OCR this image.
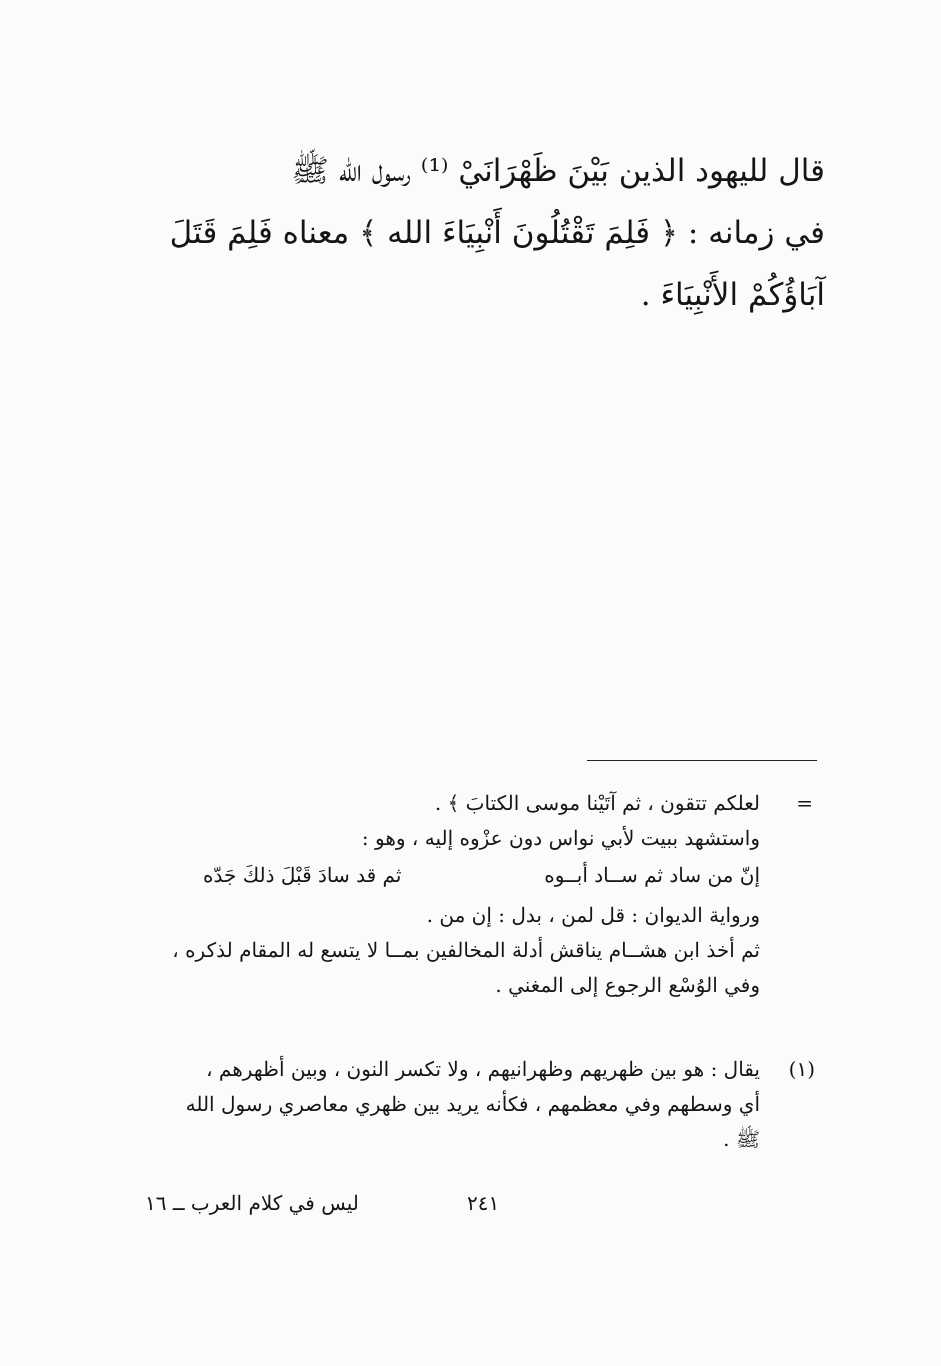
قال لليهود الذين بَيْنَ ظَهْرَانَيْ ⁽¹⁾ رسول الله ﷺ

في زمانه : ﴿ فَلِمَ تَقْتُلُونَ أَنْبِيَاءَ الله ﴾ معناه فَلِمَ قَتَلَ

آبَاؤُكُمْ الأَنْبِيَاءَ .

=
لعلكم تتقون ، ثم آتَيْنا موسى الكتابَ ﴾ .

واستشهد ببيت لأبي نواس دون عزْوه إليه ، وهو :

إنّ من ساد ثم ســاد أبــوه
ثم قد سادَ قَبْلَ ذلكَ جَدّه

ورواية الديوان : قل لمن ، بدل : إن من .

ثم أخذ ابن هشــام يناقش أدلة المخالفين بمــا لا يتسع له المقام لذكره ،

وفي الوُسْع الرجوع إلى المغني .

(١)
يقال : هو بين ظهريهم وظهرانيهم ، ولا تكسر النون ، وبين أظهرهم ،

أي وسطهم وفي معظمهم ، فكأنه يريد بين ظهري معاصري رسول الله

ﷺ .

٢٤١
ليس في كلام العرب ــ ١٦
* * *
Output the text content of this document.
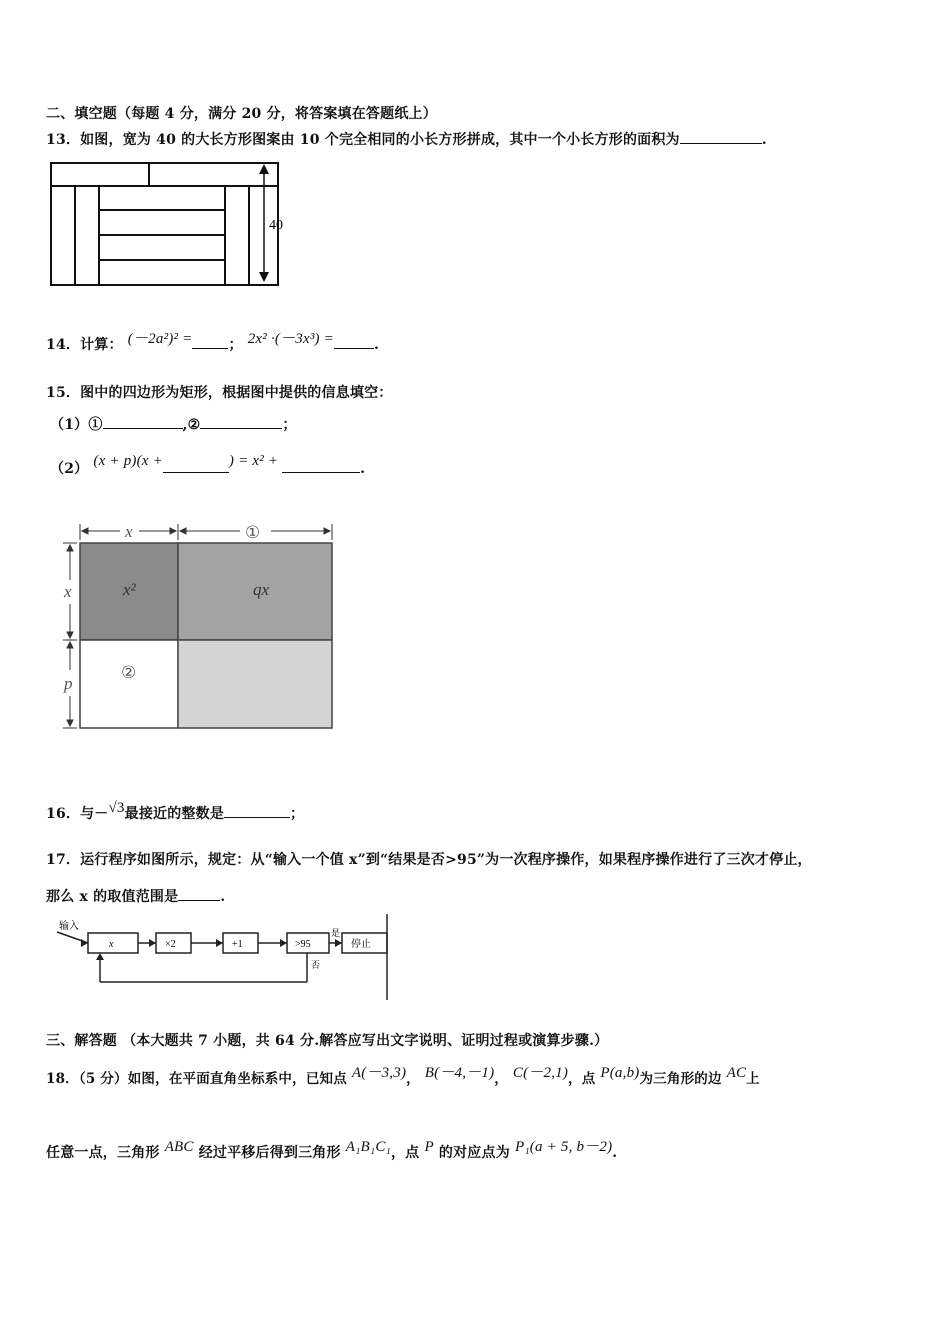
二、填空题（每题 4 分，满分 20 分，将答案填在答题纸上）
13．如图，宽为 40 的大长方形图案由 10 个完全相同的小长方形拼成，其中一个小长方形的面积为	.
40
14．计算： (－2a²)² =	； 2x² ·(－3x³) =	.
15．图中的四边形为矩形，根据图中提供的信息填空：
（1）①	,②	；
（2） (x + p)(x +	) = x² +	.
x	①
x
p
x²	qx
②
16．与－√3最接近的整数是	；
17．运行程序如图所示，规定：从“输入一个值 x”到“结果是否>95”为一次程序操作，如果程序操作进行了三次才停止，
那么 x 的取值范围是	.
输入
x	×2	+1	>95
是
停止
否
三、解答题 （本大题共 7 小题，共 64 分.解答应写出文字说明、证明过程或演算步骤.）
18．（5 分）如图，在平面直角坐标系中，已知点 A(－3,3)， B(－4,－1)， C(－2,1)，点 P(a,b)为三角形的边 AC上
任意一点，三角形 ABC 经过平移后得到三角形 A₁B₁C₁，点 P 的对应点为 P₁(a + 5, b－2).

[WHAT TO PRODUCE] Pull every line containing the word "this" out of the entries above.

[THE COMPLETED TASK]
OCR this image.
Output the text content of this document.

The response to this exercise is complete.